Identify the lines holding "What" and copy them.

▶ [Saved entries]
- - -

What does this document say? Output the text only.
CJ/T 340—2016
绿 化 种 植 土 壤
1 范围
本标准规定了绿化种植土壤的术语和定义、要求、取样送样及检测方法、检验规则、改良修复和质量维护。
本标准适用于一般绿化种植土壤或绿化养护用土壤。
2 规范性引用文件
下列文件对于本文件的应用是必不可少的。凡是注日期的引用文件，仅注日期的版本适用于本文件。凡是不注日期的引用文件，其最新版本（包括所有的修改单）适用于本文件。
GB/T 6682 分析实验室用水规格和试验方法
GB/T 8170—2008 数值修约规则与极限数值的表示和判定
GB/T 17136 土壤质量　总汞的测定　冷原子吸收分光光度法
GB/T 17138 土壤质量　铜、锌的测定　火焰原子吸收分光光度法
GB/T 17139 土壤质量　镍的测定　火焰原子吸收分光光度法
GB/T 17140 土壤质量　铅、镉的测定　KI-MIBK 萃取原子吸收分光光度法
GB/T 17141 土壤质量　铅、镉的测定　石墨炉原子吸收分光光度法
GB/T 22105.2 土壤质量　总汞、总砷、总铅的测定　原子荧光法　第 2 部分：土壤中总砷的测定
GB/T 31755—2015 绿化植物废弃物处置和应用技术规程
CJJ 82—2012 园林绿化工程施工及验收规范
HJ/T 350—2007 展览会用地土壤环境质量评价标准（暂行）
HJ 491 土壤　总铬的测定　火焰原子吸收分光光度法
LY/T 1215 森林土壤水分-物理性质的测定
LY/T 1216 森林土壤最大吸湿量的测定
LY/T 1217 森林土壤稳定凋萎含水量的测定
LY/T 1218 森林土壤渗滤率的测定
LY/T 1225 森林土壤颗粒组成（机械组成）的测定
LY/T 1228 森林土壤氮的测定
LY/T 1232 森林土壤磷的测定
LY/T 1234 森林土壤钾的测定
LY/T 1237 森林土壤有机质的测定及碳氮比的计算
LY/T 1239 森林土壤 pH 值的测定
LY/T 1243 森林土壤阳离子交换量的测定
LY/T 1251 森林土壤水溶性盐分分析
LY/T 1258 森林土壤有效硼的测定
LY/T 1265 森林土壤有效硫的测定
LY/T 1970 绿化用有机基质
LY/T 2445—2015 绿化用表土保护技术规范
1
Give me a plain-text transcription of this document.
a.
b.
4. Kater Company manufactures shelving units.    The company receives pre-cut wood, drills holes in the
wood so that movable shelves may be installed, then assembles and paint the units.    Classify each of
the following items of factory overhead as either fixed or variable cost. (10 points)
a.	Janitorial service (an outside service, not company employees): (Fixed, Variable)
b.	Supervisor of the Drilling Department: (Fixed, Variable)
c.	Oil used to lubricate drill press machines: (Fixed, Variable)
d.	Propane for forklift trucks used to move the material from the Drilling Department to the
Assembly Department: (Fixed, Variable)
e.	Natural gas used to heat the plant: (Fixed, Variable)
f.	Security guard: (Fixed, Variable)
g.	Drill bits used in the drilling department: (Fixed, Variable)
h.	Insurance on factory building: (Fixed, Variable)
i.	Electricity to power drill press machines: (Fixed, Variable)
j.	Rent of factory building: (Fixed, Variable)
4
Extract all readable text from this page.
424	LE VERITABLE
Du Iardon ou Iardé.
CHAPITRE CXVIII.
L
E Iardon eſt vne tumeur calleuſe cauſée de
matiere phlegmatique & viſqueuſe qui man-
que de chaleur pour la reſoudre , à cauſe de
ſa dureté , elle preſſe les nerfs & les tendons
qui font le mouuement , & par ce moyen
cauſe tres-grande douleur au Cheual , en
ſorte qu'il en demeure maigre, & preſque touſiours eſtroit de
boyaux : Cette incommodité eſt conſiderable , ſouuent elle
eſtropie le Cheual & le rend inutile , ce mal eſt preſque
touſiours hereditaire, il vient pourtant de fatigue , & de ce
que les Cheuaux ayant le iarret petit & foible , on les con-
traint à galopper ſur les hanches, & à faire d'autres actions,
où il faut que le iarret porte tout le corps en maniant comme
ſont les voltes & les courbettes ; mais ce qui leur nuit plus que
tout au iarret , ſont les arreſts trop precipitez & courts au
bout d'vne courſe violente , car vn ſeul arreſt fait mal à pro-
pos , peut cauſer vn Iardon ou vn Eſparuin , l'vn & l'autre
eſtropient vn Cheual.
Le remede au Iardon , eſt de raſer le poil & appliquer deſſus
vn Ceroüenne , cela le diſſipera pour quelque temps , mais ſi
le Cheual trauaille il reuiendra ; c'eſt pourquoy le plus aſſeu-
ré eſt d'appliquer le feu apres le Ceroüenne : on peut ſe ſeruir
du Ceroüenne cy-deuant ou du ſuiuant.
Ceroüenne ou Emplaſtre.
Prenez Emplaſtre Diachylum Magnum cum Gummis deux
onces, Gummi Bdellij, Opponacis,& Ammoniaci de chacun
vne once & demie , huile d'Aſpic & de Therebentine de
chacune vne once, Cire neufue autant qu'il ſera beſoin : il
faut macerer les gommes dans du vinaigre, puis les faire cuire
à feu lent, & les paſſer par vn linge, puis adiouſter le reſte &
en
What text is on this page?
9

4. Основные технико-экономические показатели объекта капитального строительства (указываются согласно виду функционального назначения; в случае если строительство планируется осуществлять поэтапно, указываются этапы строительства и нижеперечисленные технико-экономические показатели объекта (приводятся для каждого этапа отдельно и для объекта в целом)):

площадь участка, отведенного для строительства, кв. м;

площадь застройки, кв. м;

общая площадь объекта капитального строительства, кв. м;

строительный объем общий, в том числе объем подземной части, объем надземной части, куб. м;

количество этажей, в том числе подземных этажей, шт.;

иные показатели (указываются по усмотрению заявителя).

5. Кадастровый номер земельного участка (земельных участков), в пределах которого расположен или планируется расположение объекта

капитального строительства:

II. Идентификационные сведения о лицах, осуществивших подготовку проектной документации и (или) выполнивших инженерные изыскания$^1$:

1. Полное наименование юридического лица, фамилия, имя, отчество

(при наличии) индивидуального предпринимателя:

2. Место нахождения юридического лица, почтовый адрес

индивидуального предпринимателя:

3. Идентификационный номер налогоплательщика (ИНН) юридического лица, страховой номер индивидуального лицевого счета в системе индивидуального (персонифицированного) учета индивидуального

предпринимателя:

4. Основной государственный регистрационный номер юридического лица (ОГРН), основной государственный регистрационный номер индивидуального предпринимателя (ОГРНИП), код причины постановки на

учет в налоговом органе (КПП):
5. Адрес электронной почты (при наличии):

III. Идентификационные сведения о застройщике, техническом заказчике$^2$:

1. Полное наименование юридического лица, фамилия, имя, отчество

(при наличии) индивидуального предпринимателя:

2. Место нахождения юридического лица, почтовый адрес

- - -

▶ [Complete response]
What does this document say? Output the text only.
What text is on this page?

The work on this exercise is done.